● **JOB**:
Reproduce the podcast passage below word for word, from start to finish.

● **PASSAGE GIVEN**:
──────

These days, everyone and their mother has their own podcast.

But for me, there are two podcasts that I count myself as a fan of: Unorthodox and Can I Just Say.

Unorthodox

There is an old inside joke about Jews: For every two Jews, there are three opinions. From my perspective. is the backbone of Unorthodox. Created by Tablet Magazine,  the podcast is hosted by Mark Oppenheimer, Stephanie Butnick and Liel Leibovitz. Every week they talk about news relating to the Jewish world and have two guests: one Jewish and one not Jewish. What I appreciate about this podcast is that Mark, Liel and Stephanie not only mesh well together, but their unique world views allow all three to stand out in their own way. I’ve been listening for a couple of years; it’s a pleasure to wake up on Thursday morning knowing that the week’s episode is waiting for me.

Can I Just Say

Pop culture podcasts can sometimes get a little dull. Either they can veer too much into the fan boy or fan girl lane or they are just a tad too intellectual.

──────

● **INFORMATION SHOWN**:
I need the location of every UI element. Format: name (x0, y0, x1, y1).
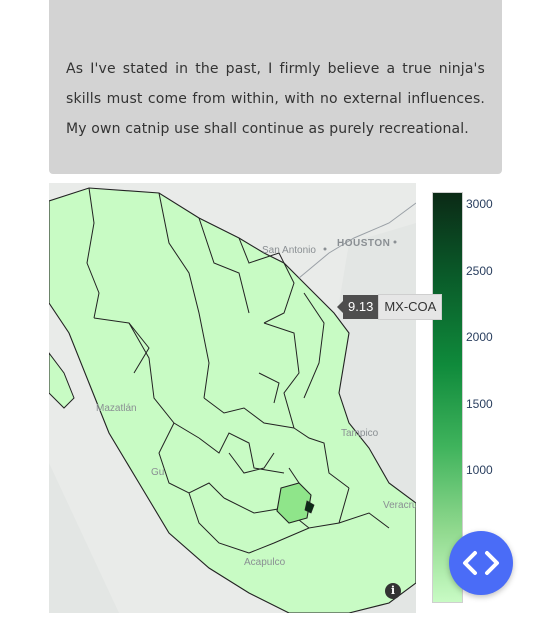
highlighted-state[interactable] (276, 482, 312, 524)
baja-peninsula (49, 352, 75, 409)
colorbar-gradient (432, 192, 463, 603)
texas-coast (298, 202, 416, 279)
city-label-houston: HOUSTON (337, 238, 390, 249)
tooltip-region: MX-COA (378, 294, 443, 320)
mexico-landmass (49, 187, 416, 613)
code-brackets-icon (463, 551, 499, 575)
city-label-acapulco: Acapulco (244, 557, 286, 568)
choropleth-map[interactable]: HOUSTON San Antonio Mazatlán Tampico Ver… (49, 183, 416, 613)
colorbar-tick-1000: 1000 (466, 463, 493, 477)
quote-text: As I've stated in the past, I firmly bel… (66, 61, 485, 137)
city-label-san-antonio: San Antonio (262, 245, 316, 256)
city-label-tampico: Tampico (341, 428, 379, 439)
city-label-mazatlan: Mazatlán (96, 403, 137, 414)
city-labels: HOUSTON San Antonio Mazatlán Tampico Ver… (96, 238, 416, 568)
city-label-veracruz: Veracruz (383, 500, 416, 511)
pacific-water (49, 283, 119, 613)
colorbar-tick-3000: 3000 (466, 197, 493, 211)
code-toggle-button[interactable] (449, 531, 513, 595)
state-borders (86, 187, 390, 554)
hover-tooltip: 9.13 MX-COA (337, 294, 443, 320)
san-antonio-dot (323, 247, 327, 251)
mexico-city-region[interactable] (304, 500, 315, 514)
colorbar-tick-2000: 2000 (466, 330, 493, 344)
city-label-gu: Gu (151, 467, 164, 478)
map-canvas[interactable]: HOUSTON San Antonio Mazatlán Tampico Ver… (49, 183, 416, 613)
tooltip-value: 9.13 (343, 295, 379, 319)
info-icon[interactable]: i (385, 583, 401, 599)
tooltip-arrow (337, 301, 343, 313)
colorbar-tick-2500: 2500 (466, 264, 493, 278)
houston-dot (393, 240, 397, 244)
quote-box: As I've stated in the past, I firmly bel… (49, 0, 502, 174)
colorbar-tick-1500: 1500 (466, 397, 493, 411)
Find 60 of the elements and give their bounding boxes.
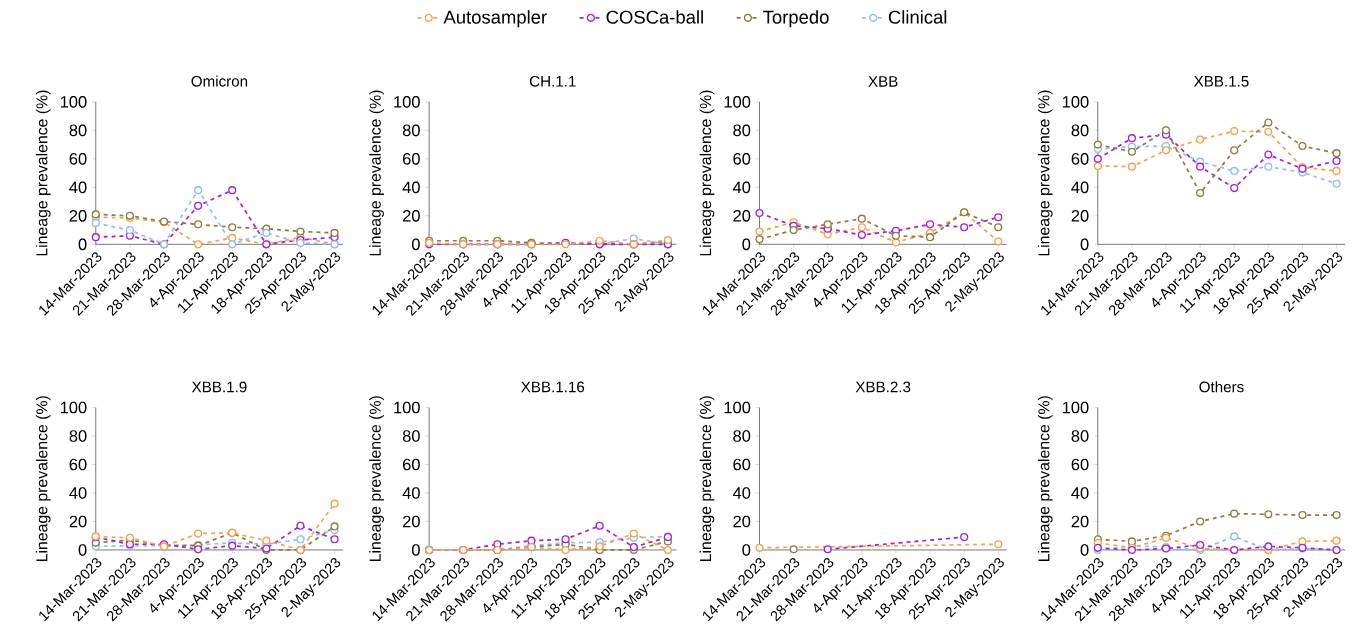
y-tick-label: 100: [1062, 96, 1089, 108]
y-tick-label: 100: [724, 96, 751, 108]
y-tick-label: 60: [403, 458, 420, 471]
legend-label: Clinical: [888, 10, 947, 24]
y-tick-label: 20: [403, 210, 420, 222]
y-tick-label: 0: [742, 238, 751, 251]
y-tick-label: 60: [1071, 458, 1089, 471]
chart-title: XBB.1.16: [521, 381, 585, 393]
y-tick-label: 0: [411, 238, 420, 251]
y-tick-label: 100: [394, 401, 420, 414]
y-tick-label: 80: [69, 124, 87, 137]
y-tick-label: 60: [69, 458, 87, 471]
y-tick-label: 60: [733, 153, 751, 165]
y-tick-label: 80: [733, 430, 751, 442]
y-tick-label: 80: [402, 124, 420, 137]
y-tick-label: 40: [69, 487, 87, 499]
y-tick-label: 80: [402, 430, 420, 442]
y-tick-label: 60: [403, 153, 420, 165]
chart-title: Others: [1199, 381, 1244, 393]
y-tick-label: 20: [733, 515, 751, 528]
y-tick-label: 80: [69, 430, 87, 442]
y-tick-label: 100: [60, 96, 87, 108]
chart-title: XBB.1.5: [1193, 76, 1249, 87]
y-tick-label: 40: [402, 487, 420, 499]
y-tick-label: 0: [1080, 238, 1089, 251]
y-tick-label: 40: [732, 487, 751, 499]
y-tick-label: 100: [60, 401, 87, 414]
y-tick-label: 20: [1071, 515, 1089, 528]
y-tick-label: 80: [1071, 124, 1089, 137]
chart-title: Omicron: [191, 75, 248, 87]
y-tick-label: 40: [1071, 181, 1089, 194]
y-tick-label: 40: [1071, 487, 1089, 499]
chart-title: XBB.2.3: [855, 381, 911, 393]
y-tick-label: 100: [724, 401, 751, 414]
legend-label: COSCa-ball: [606, 10, 703, 24]
y-tick-label: 40: [732, 181, 751, 194]
y-tick-label: 80: [733, 124, 751, 137]
chart-title: XBB: [868, 76, 898, 87]
chart-title: CH.1.1: [529, 75, 576, 87]
y-tick-label: 0: [1080, 544, 1089, 556]
y-tick-label: 20: [733, 210, 751, 222]
y-tick-label: 20: [69, 515, 87, 528]
y-tick-label: 60: [69, 153, 87, 165]
chart-title: XBB.1.9: [191, 381, 247, 393]
y-tick-label: 20: [69, 210, 87, 222]
y-tick-label: 100: [1062, 401, 1089, 414]
y-tick-label: 40: [69, 181, 87, 194]
y-tick-label: 0: [78, 238, 87, 251]
y-tick-label: 80: [1071, 430, 1089, 442]
y-tick-label: 60: [1071, 153, 1089, 165]
y-tick-label: 0: [411, 544, 420, 556]
y-tick-label: 20: [1071, 210, 1089, 222]
y-tick-label: 100: [394, 96, 420, 108]
legend-label: Autosampler: [443, 10, 547, 28]
y-tick-label: 0: [78, 544, 87, 556]
y-tick-label: 20: [403, 515, 420, 528]
y-tick-label: 40: [402, 181, 420, 194]
legend-label: Torpedo: [763, 10, 829, 28]
y-tick-label: 60: [733, 458, 751, 471]
y-tick-label: 0: [742, 544, 751, 556]
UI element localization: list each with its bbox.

──────

● **TASK ANSWER**:
These days, everyone and their mother has their own podcast.

But for me, there are two podcasts that I count myself as a fan of: Unorthodox and Can I Just Say.

Unorthodox

There is an old inside joke about Jews: For every two Jews, there are three opinions. From my perspective. is the backbone of Unorthodox. Created by Tablet Magazine,  the podcast is hosted by Mark Oppenheimer, Stephanie Butnick and Liel Leibovitz. Every week they talk about news relating to the Jewish world and have two guests: one Jewish and one not Jewish. What I appreciate about this podcast is that Mark, Liel and Stephanie not only mesh well together, but their unique world views allow all three to stand out in their own way. I’ve been listening for a couple of years; it’s a pleasure to wake up on Thursday morning knowing that the week’s episode is waiting for me.

Can I Just Say

Pop culture podcasts can sometimes get a little dull. Either they can veer too much into the fan boy or fan girl lane or they are just a tad too intellectual.